→ WORK TO BE COMPLETED: Of the lines in this listing, how many contain the word "placement"? Give the number and nothing else.

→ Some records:
┄┄┄┄┄┄┄┄┄┄┄┄┄┄┄┄┄┄┄┄

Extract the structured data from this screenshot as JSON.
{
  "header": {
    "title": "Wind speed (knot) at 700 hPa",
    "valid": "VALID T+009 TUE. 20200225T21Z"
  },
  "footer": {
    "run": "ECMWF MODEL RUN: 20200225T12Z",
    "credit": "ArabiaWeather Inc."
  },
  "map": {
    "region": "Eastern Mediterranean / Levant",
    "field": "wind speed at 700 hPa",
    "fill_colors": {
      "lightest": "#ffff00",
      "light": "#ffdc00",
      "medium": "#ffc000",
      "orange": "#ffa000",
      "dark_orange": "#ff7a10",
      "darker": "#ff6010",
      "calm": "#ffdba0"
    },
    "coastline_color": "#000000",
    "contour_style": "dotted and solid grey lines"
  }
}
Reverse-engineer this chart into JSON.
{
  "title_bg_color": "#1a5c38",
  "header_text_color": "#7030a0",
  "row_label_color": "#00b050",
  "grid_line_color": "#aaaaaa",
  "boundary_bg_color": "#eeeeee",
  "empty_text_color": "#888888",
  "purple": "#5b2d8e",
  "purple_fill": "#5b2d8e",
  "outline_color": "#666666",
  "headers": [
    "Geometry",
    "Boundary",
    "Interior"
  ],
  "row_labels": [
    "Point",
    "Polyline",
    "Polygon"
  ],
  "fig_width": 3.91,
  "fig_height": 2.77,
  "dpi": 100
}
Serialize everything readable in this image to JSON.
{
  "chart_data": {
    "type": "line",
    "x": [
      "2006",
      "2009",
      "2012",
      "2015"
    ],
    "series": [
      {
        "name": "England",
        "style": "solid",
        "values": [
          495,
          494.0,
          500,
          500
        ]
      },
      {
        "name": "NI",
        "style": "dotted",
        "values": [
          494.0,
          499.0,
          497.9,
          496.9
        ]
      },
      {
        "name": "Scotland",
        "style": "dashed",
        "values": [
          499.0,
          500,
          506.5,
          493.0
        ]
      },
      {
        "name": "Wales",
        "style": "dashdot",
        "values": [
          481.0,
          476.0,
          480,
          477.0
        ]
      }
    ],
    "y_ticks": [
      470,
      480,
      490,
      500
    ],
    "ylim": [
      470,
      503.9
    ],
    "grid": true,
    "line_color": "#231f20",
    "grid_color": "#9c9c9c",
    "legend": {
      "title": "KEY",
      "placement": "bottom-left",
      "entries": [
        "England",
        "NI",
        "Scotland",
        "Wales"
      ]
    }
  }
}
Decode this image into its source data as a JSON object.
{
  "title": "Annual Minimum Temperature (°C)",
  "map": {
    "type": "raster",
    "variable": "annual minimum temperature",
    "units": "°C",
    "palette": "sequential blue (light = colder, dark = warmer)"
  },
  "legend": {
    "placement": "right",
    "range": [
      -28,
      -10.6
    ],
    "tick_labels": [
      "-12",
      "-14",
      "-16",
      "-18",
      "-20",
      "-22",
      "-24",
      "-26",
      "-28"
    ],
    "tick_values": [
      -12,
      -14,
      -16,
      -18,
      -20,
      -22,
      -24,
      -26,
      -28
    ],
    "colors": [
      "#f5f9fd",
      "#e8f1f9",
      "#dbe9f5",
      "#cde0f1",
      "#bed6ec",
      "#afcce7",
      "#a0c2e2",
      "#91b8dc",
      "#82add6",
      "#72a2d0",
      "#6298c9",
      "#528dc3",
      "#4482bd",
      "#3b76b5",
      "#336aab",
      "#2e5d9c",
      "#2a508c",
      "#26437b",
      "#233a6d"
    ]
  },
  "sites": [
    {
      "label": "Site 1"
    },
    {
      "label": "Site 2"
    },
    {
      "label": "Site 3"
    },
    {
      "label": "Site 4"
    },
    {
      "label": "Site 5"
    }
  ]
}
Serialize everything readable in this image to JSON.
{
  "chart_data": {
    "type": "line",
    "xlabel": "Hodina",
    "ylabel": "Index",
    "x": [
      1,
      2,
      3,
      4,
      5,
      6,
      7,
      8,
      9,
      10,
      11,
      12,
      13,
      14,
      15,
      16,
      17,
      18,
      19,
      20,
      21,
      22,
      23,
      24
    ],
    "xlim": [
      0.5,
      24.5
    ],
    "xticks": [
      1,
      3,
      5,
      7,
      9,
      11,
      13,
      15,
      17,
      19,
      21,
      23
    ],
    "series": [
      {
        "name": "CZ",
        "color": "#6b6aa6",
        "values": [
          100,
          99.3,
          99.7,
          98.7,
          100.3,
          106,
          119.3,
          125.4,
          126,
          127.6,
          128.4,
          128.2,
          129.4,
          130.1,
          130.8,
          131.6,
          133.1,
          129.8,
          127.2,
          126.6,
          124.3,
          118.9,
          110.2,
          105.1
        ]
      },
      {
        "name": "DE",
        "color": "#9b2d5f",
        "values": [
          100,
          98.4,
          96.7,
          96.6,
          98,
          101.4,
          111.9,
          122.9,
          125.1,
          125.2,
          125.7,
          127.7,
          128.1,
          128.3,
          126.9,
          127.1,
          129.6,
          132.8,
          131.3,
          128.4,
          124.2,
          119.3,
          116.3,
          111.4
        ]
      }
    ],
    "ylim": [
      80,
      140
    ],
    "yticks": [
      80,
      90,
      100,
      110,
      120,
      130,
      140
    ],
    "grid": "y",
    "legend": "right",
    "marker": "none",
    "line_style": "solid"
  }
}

┄┄┄┄┄┄┄┄┄┄┄┄┄┄┄┄┄┄┄┄

→ EXERCISE RESULT: 2